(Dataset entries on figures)
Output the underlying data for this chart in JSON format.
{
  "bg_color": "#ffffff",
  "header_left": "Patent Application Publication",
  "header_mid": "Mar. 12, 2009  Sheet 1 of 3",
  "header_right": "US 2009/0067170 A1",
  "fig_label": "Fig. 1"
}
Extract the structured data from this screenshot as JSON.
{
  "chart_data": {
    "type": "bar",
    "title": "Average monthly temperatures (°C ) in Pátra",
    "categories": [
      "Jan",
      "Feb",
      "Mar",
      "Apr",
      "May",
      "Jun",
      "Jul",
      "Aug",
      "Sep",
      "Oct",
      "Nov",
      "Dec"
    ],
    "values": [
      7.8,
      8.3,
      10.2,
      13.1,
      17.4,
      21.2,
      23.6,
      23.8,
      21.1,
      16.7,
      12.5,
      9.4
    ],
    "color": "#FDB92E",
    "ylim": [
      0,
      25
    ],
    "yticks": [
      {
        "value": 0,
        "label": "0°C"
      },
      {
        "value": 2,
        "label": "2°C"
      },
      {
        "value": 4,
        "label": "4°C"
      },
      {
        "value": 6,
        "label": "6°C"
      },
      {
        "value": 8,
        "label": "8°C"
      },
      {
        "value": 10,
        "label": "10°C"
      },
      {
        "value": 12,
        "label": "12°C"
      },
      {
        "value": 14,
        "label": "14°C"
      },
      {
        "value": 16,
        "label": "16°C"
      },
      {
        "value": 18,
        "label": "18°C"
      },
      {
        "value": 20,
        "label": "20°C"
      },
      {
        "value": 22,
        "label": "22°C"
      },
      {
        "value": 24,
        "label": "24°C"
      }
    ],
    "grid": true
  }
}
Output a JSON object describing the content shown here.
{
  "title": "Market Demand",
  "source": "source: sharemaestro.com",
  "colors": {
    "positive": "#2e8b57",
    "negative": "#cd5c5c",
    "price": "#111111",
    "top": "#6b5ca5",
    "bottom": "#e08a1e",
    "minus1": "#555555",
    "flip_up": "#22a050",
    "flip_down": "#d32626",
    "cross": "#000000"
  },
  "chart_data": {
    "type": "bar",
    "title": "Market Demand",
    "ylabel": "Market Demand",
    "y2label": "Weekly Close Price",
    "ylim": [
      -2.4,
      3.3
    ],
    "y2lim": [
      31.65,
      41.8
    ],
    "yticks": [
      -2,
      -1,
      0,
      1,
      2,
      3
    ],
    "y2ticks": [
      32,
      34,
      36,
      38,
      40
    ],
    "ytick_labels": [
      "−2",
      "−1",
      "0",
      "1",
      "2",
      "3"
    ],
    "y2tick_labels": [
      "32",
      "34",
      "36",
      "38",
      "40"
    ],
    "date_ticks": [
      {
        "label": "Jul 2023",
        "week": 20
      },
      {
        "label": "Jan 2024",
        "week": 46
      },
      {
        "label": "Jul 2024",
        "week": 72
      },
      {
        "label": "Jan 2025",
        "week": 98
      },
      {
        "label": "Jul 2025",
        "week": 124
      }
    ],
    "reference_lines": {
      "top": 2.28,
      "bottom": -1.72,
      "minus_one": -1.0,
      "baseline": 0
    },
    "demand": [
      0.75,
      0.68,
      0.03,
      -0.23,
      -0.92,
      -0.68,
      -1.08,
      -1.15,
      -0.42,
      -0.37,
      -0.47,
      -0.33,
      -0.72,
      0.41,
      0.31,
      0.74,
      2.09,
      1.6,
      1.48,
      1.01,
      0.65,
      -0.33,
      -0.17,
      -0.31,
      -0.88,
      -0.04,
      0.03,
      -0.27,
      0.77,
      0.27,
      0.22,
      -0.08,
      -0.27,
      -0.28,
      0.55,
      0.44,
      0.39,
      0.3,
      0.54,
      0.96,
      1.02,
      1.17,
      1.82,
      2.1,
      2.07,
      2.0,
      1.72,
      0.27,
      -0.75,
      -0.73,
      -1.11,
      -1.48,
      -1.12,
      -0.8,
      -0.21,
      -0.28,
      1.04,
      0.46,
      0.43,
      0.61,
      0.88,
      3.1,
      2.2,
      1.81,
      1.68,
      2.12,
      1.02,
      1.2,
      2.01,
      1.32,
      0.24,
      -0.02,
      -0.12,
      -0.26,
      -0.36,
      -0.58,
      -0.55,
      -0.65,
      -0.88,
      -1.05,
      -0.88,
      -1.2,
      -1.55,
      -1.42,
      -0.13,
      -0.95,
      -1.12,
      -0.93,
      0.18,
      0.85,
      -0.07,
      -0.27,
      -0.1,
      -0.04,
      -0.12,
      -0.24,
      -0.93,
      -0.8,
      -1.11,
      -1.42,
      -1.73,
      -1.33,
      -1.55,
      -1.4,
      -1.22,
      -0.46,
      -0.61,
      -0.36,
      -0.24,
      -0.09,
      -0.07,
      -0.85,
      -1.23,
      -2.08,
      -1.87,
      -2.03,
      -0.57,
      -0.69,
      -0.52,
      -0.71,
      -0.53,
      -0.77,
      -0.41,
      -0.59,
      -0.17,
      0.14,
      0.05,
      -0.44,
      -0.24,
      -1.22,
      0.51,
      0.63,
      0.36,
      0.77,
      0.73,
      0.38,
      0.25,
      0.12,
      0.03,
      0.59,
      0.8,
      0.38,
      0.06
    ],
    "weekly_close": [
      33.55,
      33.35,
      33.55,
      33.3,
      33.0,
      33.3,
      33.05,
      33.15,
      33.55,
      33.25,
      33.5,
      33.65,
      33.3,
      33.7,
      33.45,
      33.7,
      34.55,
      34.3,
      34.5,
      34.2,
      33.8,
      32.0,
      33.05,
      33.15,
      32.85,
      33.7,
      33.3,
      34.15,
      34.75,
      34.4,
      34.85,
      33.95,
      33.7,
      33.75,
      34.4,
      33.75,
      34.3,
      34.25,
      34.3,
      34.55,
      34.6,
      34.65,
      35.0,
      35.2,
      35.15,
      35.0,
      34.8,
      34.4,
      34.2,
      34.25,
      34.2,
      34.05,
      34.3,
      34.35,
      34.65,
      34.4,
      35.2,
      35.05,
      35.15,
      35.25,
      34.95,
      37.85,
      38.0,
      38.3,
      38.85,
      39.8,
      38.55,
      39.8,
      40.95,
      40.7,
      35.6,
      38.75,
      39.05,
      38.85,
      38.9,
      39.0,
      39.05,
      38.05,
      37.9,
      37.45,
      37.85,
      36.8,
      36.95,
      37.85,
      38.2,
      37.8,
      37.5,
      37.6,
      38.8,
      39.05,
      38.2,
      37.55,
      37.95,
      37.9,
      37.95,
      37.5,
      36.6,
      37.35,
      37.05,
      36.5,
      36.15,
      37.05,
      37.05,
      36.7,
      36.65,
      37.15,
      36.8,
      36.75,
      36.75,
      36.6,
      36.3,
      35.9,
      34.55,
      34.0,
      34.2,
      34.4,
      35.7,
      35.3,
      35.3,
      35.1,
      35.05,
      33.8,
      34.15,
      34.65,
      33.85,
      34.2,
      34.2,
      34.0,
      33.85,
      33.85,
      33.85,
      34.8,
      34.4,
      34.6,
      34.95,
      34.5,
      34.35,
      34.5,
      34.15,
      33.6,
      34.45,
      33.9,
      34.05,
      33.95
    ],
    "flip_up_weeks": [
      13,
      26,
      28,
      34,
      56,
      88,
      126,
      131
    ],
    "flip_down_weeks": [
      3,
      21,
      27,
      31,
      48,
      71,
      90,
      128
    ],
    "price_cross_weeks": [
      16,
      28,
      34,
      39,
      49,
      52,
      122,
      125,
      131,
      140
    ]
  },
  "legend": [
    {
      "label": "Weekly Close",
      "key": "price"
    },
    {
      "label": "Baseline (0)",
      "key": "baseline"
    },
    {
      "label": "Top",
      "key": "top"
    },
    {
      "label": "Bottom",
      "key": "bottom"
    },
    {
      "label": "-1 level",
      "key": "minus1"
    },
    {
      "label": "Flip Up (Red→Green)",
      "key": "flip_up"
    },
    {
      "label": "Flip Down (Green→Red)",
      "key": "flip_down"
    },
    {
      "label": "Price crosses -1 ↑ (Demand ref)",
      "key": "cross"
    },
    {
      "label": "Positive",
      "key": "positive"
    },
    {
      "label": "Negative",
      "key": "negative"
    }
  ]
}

- **Written request**
Find every line that has "title" in it, then return those lines.

- **Solution to this exercise**
    "title": "Average monthly temperatures (°C ) in Pátra",
  "title": "Market Demand",
    "title": "Market Demand",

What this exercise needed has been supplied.